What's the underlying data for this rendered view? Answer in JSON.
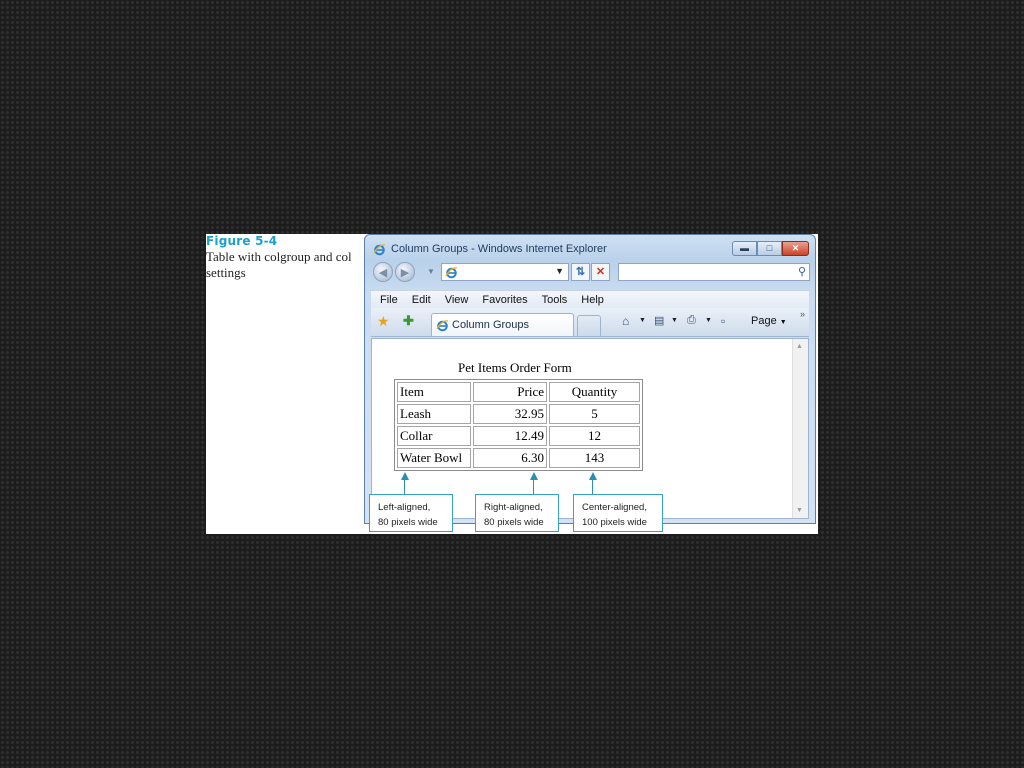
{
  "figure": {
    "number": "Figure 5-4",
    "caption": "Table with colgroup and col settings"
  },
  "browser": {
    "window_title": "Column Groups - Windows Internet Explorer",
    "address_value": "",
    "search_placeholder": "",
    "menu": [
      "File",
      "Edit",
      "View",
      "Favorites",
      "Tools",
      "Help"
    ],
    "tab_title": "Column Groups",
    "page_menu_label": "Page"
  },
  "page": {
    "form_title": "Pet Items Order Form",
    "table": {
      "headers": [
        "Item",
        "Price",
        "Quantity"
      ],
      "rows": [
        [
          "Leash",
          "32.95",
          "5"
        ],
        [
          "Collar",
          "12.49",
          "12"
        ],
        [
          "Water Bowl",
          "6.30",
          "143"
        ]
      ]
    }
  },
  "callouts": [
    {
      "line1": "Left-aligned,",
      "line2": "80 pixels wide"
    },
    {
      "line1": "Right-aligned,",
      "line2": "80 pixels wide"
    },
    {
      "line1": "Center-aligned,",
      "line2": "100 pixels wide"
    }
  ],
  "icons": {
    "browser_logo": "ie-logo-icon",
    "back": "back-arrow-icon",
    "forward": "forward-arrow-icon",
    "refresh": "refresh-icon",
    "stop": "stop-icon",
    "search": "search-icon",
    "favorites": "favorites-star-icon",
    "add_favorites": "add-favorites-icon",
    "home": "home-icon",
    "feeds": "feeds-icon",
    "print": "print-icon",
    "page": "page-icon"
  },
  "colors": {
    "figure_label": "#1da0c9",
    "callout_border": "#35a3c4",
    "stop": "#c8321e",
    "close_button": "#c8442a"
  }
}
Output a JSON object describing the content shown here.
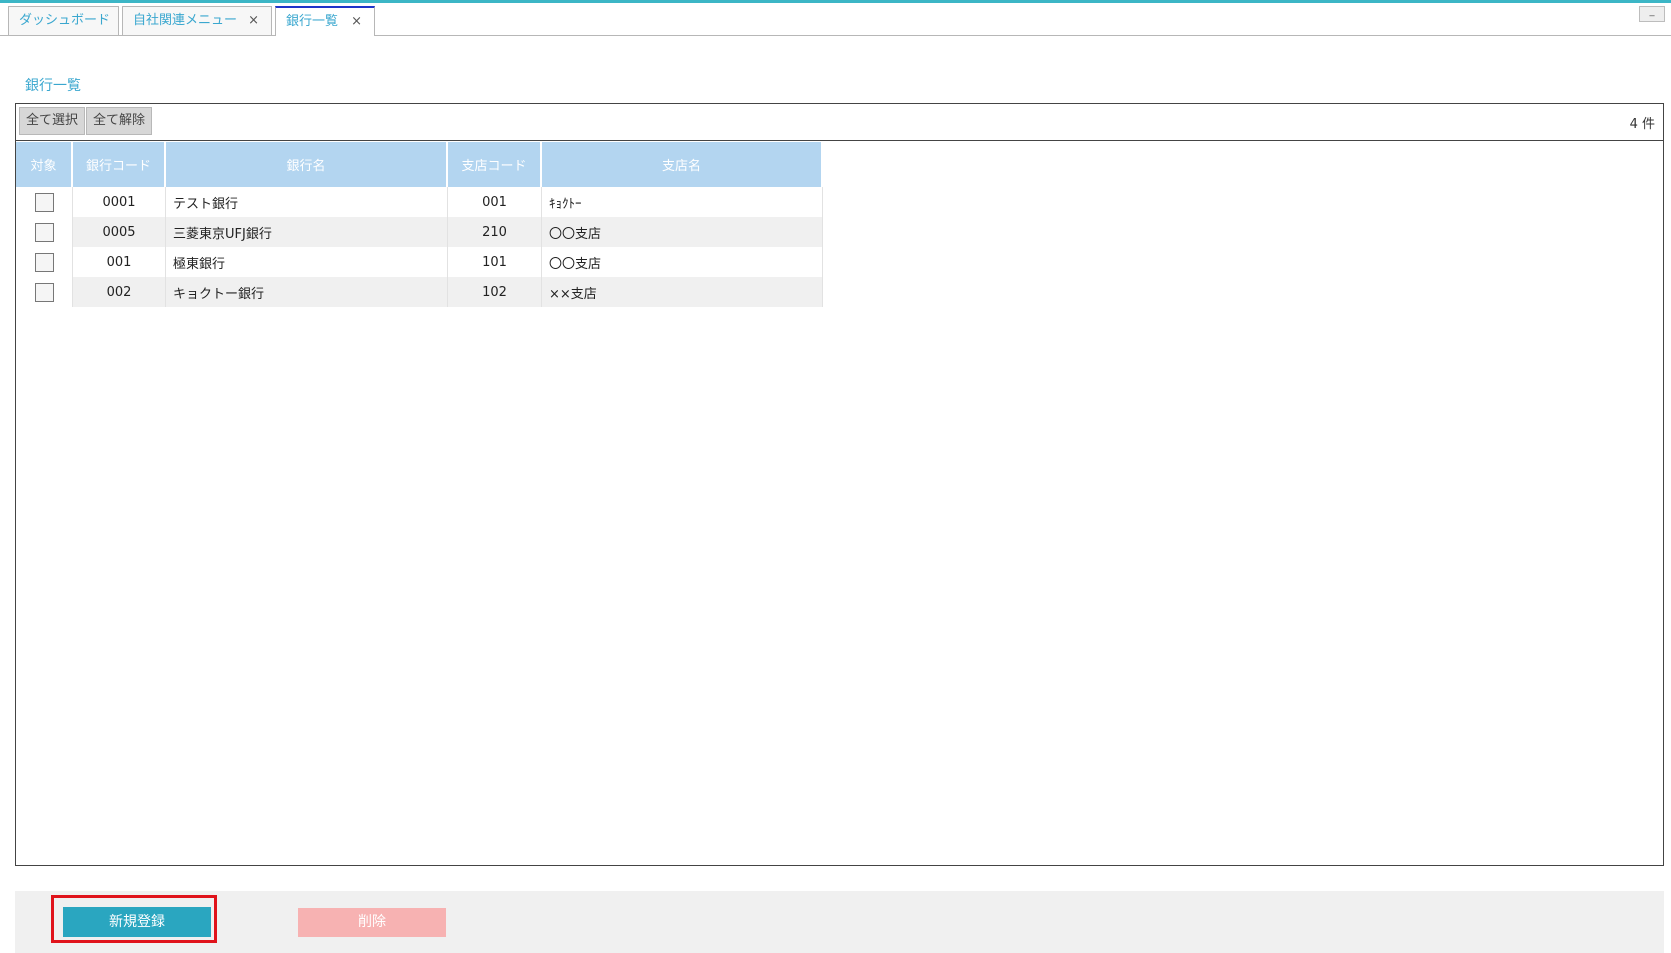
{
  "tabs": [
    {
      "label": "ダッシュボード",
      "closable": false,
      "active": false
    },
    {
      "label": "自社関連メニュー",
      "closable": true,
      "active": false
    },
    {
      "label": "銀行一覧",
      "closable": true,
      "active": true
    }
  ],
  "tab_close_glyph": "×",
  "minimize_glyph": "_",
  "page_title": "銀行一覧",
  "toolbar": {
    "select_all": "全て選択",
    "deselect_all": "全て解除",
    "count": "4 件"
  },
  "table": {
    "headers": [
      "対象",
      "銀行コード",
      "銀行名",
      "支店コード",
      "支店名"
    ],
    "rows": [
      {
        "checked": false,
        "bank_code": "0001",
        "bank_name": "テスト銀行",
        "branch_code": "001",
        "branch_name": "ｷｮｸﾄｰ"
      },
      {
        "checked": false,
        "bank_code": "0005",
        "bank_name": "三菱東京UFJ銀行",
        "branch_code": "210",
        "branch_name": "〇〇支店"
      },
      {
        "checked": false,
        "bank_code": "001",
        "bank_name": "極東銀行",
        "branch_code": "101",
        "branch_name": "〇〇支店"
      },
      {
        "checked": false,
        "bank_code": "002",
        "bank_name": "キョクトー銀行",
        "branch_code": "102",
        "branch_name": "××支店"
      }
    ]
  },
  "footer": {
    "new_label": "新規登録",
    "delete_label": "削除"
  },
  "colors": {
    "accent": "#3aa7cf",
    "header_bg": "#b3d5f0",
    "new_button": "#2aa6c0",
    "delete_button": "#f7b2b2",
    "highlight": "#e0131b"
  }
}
# # # # # # #
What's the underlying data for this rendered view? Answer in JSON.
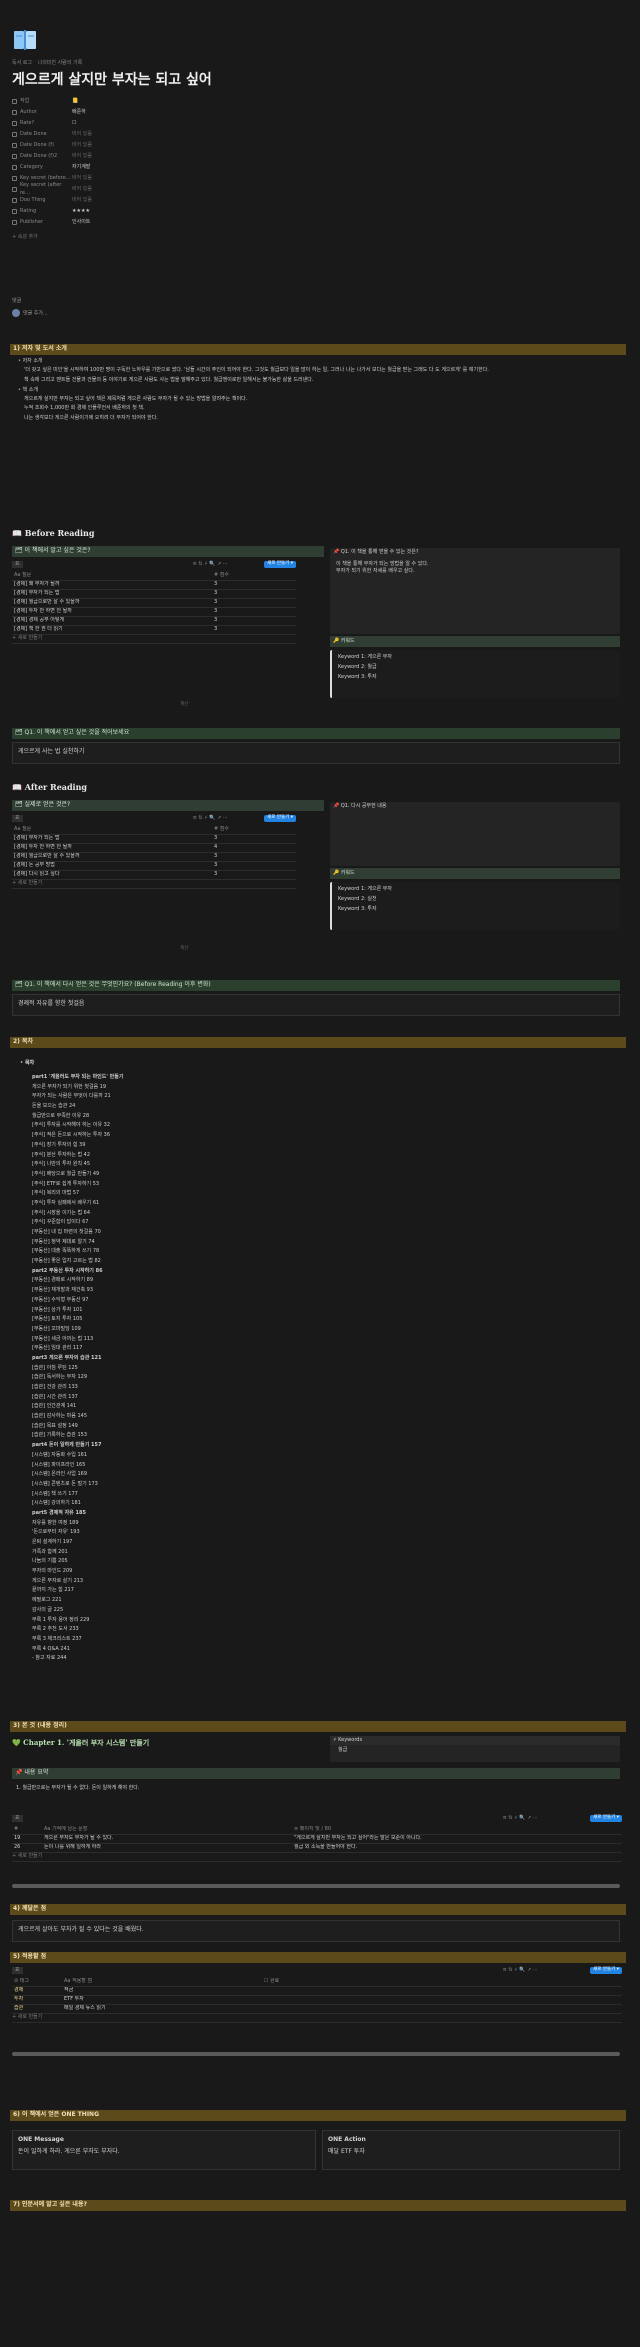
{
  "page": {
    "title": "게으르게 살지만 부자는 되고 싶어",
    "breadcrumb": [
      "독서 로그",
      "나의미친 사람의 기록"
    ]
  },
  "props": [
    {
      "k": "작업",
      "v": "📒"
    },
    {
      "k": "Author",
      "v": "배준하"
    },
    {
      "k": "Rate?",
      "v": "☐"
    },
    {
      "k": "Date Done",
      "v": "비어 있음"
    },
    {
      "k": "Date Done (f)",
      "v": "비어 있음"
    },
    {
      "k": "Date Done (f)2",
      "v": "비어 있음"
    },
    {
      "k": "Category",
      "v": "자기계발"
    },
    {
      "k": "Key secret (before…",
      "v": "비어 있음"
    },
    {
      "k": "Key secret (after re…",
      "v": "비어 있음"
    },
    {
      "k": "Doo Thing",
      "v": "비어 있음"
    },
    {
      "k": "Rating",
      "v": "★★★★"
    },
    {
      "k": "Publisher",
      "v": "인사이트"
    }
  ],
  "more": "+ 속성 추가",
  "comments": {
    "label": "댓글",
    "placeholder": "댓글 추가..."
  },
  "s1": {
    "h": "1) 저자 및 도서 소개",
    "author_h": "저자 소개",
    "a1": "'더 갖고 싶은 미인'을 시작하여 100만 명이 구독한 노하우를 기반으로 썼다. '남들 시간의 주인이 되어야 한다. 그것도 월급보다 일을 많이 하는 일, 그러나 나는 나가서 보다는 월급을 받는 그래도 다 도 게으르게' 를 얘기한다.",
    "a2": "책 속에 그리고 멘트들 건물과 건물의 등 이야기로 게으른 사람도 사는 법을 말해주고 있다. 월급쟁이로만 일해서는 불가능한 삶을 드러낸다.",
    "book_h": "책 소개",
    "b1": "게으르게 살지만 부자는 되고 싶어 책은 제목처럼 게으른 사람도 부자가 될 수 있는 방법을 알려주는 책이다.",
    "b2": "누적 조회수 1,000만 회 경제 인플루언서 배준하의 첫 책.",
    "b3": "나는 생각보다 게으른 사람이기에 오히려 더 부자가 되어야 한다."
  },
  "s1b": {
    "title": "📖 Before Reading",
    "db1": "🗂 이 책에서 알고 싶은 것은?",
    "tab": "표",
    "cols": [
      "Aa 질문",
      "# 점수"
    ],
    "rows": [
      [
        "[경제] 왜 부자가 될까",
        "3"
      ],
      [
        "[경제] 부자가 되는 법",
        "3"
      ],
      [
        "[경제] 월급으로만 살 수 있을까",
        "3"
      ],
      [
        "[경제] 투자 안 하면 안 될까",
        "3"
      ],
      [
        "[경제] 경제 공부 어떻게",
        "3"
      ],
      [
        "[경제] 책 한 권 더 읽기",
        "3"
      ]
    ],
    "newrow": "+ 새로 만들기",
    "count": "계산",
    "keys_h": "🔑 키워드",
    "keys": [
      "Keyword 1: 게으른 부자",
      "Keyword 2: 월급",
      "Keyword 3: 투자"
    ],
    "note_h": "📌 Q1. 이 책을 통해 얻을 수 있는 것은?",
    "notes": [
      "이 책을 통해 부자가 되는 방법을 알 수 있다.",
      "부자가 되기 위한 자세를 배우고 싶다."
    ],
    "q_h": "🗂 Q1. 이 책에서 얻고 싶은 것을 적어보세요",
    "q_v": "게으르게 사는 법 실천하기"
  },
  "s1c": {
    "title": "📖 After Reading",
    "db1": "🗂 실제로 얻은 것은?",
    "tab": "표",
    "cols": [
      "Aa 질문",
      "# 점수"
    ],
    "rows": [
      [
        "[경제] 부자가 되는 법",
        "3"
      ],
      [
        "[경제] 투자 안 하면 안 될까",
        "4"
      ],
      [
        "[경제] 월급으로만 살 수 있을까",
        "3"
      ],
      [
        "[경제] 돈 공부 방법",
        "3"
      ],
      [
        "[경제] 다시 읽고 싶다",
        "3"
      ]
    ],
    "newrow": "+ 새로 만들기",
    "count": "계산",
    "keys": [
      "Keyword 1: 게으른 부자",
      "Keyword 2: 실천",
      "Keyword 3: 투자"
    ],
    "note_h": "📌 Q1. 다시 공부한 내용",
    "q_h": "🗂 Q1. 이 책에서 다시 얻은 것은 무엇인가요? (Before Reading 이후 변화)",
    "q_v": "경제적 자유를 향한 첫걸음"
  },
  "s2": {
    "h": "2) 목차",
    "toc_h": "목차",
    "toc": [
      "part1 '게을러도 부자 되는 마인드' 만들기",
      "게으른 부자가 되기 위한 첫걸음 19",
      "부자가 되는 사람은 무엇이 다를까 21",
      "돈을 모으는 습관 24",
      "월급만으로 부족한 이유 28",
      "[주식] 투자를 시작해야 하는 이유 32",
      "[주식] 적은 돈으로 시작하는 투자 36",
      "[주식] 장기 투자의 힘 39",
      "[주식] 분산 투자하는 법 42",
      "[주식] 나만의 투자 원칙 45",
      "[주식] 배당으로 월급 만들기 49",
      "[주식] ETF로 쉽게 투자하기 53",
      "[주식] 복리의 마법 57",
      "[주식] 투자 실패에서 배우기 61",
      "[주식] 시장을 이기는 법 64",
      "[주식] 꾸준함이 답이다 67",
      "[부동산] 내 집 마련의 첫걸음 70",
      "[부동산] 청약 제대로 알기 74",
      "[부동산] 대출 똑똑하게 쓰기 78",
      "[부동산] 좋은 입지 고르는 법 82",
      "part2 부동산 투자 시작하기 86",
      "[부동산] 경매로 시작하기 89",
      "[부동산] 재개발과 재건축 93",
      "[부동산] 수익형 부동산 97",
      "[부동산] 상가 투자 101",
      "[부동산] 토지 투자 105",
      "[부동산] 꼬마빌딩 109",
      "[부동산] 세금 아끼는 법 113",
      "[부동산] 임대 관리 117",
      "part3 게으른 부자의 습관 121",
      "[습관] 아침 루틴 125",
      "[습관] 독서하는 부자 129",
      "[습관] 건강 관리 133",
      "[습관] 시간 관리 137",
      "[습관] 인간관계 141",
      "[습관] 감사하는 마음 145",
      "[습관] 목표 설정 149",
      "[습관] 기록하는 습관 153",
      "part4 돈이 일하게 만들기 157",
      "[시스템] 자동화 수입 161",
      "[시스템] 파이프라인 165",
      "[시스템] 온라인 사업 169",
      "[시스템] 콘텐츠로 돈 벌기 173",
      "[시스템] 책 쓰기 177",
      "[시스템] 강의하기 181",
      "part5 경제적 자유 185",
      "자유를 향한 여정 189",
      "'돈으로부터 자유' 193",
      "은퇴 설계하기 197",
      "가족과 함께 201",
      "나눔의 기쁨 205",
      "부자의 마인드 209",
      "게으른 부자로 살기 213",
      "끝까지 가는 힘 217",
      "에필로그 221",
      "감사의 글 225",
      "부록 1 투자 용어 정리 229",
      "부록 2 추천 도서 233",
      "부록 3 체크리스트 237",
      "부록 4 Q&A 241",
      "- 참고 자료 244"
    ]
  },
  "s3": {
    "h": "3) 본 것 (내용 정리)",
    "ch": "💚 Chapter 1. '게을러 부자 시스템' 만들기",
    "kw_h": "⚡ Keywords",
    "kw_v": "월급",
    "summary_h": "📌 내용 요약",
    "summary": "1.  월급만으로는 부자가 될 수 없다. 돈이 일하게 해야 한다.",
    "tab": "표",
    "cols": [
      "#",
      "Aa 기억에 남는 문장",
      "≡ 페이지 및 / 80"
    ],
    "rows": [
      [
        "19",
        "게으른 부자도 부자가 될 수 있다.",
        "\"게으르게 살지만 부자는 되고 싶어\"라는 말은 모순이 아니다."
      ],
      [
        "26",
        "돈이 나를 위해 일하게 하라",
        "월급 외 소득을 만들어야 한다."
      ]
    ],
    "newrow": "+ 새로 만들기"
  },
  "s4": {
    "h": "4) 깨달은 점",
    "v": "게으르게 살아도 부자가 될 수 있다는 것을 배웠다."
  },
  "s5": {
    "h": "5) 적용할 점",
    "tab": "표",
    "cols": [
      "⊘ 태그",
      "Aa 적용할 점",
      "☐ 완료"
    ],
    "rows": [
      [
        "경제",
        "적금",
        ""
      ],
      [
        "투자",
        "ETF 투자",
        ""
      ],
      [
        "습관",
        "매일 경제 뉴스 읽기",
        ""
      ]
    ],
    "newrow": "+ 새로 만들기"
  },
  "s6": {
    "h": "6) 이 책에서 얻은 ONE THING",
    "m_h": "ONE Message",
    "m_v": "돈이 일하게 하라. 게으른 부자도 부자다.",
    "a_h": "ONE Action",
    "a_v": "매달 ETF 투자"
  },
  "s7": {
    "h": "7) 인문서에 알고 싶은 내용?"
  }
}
# # # # # # #
EXERCISE OBJECTIVE:
Which lines contain "Reading"? Copy each of them out.

CORRECT RESULT:
    "title": "📖 Before Reading",
    "title": "📖 After Reading",
    "q_h": "🗂 Q1. 이 책에서 다시 얻은 것은 무엇인가요? (Before Reading 이후 변화)",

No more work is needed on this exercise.